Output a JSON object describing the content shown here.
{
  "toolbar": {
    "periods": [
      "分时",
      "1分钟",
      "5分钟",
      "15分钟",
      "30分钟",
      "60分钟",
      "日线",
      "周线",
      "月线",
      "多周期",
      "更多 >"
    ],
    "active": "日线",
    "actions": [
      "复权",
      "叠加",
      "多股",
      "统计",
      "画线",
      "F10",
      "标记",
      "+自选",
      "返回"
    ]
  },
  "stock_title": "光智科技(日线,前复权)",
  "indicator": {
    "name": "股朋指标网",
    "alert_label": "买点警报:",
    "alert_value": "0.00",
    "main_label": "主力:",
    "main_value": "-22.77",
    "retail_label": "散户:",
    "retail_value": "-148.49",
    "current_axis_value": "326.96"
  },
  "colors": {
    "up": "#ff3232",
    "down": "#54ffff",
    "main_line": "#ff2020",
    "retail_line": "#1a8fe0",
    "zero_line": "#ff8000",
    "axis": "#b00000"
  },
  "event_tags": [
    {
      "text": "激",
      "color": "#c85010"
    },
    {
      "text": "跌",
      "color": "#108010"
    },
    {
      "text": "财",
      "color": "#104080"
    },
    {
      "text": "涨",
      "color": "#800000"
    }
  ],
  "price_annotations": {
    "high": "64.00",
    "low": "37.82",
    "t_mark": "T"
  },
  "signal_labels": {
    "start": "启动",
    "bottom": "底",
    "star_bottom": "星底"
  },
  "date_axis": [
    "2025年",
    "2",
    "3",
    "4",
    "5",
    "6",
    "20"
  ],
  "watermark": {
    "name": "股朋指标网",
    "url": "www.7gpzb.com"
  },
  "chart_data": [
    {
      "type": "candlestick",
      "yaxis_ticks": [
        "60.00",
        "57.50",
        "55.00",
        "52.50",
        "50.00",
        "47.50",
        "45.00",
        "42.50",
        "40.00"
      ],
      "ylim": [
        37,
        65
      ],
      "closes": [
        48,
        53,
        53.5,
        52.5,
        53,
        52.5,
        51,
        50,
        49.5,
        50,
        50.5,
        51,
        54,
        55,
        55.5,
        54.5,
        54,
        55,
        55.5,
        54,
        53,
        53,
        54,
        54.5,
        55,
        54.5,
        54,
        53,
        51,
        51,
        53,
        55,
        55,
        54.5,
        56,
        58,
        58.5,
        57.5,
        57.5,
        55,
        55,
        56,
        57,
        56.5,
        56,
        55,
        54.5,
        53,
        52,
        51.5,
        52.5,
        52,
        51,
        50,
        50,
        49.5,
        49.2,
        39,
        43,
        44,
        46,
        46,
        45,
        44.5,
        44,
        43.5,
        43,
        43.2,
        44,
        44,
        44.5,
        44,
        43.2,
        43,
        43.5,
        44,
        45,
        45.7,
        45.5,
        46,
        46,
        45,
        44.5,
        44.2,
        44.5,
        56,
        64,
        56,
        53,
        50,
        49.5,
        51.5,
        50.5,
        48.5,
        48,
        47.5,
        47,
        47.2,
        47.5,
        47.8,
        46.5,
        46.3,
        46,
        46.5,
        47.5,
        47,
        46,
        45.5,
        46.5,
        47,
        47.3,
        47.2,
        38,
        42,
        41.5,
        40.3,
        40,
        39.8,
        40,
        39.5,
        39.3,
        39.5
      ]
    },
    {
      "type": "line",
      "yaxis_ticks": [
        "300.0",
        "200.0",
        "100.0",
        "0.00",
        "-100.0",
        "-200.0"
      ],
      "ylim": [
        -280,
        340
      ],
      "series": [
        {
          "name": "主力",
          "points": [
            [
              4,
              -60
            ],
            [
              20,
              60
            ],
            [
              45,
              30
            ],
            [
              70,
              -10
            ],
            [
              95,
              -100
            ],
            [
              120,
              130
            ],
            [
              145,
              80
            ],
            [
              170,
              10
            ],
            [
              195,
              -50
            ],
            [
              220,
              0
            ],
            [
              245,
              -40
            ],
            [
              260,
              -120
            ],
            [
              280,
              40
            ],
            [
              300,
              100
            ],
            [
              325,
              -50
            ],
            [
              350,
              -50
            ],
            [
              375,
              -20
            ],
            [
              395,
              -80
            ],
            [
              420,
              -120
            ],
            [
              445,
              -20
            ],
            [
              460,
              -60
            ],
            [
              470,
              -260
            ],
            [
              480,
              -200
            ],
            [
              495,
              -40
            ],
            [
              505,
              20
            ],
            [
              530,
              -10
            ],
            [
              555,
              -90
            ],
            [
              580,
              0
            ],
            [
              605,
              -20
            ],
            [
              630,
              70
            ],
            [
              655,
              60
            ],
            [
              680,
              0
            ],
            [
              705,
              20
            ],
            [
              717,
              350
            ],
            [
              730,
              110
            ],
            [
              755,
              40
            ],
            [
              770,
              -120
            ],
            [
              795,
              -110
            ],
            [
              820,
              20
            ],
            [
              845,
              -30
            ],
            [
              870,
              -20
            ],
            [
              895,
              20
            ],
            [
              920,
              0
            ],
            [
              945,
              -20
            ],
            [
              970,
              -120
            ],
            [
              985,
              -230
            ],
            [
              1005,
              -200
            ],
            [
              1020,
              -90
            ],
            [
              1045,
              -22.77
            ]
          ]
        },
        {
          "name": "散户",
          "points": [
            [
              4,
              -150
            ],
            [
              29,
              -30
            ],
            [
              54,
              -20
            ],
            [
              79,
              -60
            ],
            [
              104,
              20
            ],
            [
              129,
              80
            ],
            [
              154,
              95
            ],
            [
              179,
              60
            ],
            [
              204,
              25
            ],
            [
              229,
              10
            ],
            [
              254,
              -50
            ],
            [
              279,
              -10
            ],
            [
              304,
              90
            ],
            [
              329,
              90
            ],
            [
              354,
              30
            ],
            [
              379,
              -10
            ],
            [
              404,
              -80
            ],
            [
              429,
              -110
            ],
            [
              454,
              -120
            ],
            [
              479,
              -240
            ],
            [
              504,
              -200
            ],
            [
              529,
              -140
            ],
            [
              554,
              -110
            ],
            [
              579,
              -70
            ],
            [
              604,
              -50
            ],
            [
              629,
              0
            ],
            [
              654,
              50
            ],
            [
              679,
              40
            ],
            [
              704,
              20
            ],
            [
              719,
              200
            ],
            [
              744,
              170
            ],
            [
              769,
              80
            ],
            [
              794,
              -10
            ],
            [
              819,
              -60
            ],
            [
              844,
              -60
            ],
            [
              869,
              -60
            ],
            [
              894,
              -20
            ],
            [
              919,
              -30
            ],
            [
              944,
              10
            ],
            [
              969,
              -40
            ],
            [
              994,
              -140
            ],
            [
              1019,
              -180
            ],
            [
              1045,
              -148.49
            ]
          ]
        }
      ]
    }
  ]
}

————————

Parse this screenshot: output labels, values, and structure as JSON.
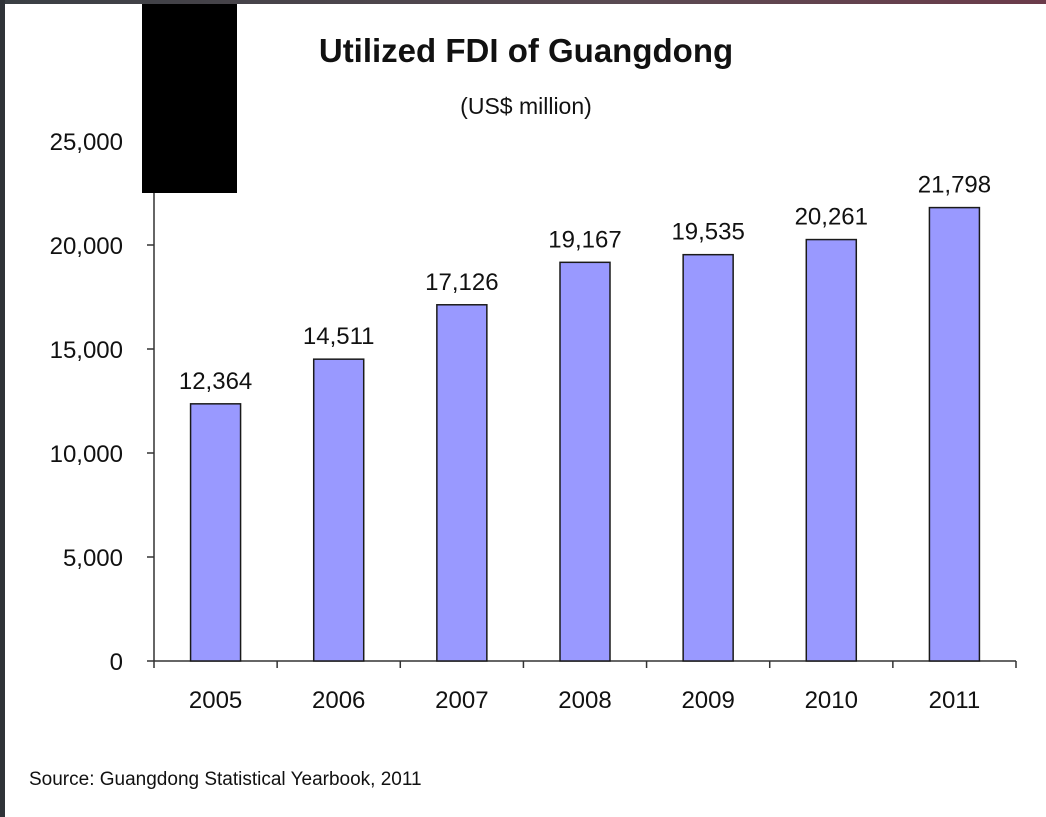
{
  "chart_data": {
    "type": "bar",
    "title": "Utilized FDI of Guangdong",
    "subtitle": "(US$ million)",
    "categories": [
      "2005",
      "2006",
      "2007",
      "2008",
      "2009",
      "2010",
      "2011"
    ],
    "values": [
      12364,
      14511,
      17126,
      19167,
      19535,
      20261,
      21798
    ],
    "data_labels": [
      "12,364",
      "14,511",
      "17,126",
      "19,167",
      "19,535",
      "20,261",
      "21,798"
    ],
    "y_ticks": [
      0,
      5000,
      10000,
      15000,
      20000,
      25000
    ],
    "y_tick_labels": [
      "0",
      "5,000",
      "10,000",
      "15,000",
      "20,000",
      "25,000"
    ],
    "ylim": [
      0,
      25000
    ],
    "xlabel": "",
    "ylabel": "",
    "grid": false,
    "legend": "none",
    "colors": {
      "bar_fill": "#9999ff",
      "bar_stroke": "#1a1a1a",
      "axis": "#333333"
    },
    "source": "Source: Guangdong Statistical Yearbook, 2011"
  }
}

————————

*Written task:* In the listing above, locate each line with "type" and copy it.

*Output for this exercise:*
      "type": "candlestick",
      "type": "line",
    "type": "bar",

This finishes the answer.